- **WRITTEN INSTRUCTION**: Return each line in the records that contains the string "Shopping". Case counts.

## BEGIN INFORMATION GIVEN

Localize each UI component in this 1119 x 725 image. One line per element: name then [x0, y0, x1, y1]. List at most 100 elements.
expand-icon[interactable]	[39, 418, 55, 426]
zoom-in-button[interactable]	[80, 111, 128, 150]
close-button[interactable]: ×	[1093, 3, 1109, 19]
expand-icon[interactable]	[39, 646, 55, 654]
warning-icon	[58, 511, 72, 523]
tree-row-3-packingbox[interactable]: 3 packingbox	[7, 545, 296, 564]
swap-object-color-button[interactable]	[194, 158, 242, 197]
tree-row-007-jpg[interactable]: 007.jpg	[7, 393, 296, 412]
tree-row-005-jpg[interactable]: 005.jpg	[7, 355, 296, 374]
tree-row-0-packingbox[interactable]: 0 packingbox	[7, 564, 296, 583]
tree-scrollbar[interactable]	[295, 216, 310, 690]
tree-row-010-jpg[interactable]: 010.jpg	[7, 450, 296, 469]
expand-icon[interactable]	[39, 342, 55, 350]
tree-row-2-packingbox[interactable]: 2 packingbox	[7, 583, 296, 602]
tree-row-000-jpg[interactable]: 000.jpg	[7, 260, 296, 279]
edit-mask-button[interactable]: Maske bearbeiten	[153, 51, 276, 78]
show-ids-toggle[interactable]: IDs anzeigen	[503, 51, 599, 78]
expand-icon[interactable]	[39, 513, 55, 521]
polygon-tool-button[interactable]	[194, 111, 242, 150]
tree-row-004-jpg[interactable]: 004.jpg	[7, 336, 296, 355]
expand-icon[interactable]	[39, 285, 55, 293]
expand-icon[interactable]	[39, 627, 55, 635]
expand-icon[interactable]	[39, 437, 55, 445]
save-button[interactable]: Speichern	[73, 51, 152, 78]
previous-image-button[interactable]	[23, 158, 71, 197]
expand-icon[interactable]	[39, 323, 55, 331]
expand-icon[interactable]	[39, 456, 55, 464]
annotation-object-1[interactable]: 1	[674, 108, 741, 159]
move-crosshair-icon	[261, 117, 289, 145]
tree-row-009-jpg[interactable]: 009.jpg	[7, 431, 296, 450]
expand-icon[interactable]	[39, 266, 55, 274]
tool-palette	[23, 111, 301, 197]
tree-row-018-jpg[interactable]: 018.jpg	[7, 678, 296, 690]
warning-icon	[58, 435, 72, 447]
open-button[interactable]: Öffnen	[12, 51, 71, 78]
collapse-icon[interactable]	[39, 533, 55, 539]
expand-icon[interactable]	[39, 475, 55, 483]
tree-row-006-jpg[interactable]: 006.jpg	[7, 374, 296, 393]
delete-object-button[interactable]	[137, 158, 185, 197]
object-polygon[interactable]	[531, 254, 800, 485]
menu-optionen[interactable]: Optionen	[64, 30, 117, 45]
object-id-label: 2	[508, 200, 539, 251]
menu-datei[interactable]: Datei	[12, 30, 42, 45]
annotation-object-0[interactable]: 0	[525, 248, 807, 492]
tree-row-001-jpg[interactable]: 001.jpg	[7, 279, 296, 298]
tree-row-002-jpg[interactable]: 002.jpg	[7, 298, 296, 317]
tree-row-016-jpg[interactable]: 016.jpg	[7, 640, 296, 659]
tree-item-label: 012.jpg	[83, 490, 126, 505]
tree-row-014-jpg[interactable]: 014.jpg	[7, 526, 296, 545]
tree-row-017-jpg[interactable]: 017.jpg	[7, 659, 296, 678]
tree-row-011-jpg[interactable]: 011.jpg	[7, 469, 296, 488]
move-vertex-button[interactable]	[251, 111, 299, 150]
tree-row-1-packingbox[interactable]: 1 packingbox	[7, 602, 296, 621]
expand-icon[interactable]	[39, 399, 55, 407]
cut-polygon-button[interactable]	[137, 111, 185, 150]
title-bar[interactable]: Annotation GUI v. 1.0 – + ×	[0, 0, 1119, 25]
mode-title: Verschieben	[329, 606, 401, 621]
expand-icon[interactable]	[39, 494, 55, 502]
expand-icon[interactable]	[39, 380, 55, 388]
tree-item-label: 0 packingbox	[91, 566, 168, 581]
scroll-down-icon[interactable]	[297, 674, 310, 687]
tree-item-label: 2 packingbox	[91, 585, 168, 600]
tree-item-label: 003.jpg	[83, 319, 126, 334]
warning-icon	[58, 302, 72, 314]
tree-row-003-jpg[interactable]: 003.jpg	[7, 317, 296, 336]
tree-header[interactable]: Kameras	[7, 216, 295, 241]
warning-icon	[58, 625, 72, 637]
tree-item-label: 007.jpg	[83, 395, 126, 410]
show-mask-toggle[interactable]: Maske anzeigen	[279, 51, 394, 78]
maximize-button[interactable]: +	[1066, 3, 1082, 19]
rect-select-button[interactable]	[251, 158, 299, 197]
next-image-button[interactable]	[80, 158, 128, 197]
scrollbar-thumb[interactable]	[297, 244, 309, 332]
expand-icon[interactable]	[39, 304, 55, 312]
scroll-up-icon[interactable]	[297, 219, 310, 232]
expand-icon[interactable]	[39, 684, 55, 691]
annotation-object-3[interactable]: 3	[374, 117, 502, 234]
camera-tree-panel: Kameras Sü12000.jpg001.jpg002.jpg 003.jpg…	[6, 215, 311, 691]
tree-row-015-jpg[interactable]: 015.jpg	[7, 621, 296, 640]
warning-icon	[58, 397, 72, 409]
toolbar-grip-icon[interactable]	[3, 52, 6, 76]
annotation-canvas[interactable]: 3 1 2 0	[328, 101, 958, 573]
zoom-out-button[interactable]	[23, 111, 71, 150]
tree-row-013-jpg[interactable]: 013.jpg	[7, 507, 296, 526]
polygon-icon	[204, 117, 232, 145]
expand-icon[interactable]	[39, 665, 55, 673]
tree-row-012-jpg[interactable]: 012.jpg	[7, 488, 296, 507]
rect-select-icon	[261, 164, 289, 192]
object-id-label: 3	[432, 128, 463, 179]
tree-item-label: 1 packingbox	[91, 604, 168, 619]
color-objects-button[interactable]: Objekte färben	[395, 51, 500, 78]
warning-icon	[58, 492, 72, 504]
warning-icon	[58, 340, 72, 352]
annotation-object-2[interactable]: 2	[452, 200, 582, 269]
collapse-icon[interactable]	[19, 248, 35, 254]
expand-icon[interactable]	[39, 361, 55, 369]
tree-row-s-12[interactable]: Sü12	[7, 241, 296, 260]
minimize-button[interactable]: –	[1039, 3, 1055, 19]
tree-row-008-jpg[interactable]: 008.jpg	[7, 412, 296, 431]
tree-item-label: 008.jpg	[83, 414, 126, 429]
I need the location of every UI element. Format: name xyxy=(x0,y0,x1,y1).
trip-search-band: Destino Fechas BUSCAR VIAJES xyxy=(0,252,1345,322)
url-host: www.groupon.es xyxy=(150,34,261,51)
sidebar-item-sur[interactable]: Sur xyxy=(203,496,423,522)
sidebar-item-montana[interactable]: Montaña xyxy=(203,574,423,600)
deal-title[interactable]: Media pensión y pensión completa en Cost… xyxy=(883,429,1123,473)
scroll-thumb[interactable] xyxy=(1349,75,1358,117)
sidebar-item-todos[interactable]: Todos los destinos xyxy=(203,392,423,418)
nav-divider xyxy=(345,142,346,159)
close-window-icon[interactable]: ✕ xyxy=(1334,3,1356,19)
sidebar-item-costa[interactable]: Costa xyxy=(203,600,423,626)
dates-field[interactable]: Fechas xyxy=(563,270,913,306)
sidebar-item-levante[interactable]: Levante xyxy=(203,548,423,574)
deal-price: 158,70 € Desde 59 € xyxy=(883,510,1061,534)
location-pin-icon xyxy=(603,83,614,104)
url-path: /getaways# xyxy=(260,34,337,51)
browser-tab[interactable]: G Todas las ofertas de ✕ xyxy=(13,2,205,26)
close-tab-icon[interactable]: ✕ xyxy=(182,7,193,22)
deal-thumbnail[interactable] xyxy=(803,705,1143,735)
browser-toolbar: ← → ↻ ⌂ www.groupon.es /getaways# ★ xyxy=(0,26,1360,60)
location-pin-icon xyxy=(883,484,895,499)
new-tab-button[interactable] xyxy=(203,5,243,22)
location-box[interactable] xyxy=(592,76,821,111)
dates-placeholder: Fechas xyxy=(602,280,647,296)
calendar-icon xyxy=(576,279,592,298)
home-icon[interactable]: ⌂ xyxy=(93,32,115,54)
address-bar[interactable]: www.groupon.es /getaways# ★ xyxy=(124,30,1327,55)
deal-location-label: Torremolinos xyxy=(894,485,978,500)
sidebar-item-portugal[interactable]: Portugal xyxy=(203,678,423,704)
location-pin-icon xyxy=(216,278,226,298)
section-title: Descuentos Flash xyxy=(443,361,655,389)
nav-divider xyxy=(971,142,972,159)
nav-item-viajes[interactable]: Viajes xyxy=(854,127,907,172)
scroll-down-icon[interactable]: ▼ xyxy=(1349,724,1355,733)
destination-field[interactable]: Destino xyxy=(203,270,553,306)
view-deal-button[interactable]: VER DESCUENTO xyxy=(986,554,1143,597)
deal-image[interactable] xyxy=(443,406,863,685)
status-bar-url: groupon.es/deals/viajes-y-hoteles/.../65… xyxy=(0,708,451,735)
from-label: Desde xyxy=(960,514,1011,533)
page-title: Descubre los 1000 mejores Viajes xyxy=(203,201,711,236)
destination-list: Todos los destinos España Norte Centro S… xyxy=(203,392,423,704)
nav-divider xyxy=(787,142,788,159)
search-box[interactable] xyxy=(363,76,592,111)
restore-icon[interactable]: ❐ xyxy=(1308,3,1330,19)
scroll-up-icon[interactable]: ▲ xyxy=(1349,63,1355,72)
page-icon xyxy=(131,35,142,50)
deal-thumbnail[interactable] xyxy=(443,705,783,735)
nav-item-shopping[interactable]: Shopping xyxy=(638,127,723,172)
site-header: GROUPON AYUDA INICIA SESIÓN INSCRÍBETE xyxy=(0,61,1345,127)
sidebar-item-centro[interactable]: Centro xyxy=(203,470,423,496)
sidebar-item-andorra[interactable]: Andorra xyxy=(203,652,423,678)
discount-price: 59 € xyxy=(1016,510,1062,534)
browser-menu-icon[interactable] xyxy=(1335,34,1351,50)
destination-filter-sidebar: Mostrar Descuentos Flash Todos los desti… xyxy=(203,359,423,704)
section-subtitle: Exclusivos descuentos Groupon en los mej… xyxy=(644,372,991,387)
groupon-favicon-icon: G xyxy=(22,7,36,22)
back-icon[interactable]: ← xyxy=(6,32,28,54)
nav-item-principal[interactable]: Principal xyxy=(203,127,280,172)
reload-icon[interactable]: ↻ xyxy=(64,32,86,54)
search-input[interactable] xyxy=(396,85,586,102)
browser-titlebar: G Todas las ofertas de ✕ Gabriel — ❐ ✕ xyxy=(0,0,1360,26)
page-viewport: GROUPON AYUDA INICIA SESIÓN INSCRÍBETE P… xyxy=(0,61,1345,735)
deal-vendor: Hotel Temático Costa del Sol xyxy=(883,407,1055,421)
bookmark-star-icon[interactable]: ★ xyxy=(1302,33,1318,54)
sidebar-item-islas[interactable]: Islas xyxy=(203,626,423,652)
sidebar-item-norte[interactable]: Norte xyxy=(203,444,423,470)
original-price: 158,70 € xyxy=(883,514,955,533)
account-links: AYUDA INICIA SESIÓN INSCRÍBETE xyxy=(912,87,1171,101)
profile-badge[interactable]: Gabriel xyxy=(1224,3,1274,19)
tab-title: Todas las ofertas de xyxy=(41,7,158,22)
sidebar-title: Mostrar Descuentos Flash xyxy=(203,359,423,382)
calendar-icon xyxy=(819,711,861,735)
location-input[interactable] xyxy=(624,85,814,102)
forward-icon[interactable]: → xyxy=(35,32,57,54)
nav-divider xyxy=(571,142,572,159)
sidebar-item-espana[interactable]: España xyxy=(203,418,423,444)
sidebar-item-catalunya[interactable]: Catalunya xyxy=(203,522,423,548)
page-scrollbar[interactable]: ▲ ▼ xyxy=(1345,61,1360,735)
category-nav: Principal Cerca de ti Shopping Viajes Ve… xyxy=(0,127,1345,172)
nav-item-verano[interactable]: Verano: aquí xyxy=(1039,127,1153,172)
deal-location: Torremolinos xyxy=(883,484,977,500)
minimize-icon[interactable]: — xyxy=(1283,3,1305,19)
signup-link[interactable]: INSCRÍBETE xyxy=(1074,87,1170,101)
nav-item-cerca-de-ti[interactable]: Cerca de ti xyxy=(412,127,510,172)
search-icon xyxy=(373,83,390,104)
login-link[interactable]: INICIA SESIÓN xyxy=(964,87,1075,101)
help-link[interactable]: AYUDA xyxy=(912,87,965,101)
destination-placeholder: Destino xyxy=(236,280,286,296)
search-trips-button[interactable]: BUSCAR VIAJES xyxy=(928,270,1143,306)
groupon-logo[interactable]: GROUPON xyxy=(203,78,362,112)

## END INFORMATION GIVEN

- **RESULT BELOW**:
nav-item-shopping[interactable]: Shopping xyxy=(638,127,723,172)
category-nav: Principal Cerca de ti Shopping Viajes Ve… xyxy=(0,127,1345,172)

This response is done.